* **AIM**: Restate the passage on timbre, starting at "The character or" and ending at "notes. Different timbres.", and swap "classical guitar" for "steel-string guitar".

* **SUPPLIED TEXT**:
============================================================

The character or quality of a sound, the unique tone color that distinguishes it from other sounds at the same pitch. The texture of the music, note-by-note or more generally.
For example:
Seu Jorge covering Life on Mars on a classical guitar. Bowie in full space shot mode. Same notes. Different timbres.

And also:
A woods with trees, rocks, trails, a stream, but different than another. Double entendre. Yes. But also the idea that places have textures and feelings, even when composed of the same elements, the Venn diagrams of species, sound and light overlapping almost completely.
For example.
Walden Woods circling a classic glacial kettle pond, pines growing right down to the water’s edge, wide trails, pounded out by a million visitors a minute. Right next door, Fairhaven Bay, really a wide stretch in the Sudbury River, the same pines undulating down to a weed clogged waterfront. No one around. Herons in the reeds. Water fowl drifting slowly on the current.
Tone color. Texture.

============================================================

* **RAW DATA**:
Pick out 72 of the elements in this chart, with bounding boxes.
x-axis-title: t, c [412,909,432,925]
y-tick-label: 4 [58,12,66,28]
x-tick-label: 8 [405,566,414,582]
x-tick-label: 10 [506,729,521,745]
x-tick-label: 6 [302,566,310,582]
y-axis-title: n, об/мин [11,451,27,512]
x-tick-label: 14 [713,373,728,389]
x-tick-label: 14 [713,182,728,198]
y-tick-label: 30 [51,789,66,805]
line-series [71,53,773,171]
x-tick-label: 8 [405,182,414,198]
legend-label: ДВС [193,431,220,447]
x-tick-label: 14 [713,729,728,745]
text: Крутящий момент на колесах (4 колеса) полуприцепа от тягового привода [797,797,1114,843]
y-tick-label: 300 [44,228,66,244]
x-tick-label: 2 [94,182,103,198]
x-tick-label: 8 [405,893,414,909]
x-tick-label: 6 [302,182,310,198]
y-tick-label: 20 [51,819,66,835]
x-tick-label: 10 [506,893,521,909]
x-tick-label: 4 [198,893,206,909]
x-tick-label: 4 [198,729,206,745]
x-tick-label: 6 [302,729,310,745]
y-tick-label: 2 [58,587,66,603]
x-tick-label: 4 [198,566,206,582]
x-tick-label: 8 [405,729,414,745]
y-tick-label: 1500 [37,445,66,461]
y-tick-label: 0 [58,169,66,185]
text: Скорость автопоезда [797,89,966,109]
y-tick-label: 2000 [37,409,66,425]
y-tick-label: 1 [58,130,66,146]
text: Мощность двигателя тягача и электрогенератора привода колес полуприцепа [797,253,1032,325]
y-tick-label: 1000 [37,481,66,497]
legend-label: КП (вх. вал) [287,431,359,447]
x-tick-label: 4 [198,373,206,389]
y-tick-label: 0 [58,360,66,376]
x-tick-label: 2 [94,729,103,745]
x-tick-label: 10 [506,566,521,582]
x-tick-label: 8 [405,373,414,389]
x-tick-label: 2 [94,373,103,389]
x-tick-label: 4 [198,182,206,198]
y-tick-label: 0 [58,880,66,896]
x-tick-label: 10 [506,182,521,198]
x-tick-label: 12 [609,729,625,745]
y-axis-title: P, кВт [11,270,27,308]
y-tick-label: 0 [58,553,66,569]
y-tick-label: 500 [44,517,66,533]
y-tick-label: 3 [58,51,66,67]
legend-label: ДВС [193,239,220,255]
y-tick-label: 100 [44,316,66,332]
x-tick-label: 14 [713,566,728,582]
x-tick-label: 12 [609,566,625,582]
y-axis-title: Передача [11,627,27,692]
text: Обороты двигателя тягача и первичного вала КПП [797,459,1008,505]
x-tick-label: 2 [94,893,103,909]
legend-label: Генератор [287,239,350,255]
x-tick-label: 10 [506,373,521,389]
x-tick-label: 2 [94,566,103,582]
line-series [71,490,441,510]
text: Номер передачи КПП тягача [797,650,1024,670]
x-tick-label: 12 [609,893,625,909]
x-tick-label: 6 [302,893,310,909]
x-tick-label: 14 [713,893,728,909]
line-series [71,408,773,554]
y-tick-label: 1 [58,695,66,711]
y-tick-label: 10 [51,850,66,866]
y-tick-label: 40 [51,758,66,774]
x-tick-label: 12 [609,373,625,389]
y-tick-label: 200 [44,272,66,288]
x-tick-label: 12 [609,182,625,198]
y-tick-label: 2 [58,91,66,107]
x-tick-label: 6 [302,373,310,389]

============================================================

* **FINISHED TASK**:
The character or quality of a sound, the unique tone color that distinguishes it from other sounds at the same pitch. The texture of the music, note-by-note or more generally.
For example:
Seu Jorge covering Life on Mars on a steel-string guitar. Bowie in full space shot mode. Same notes. Different timbres.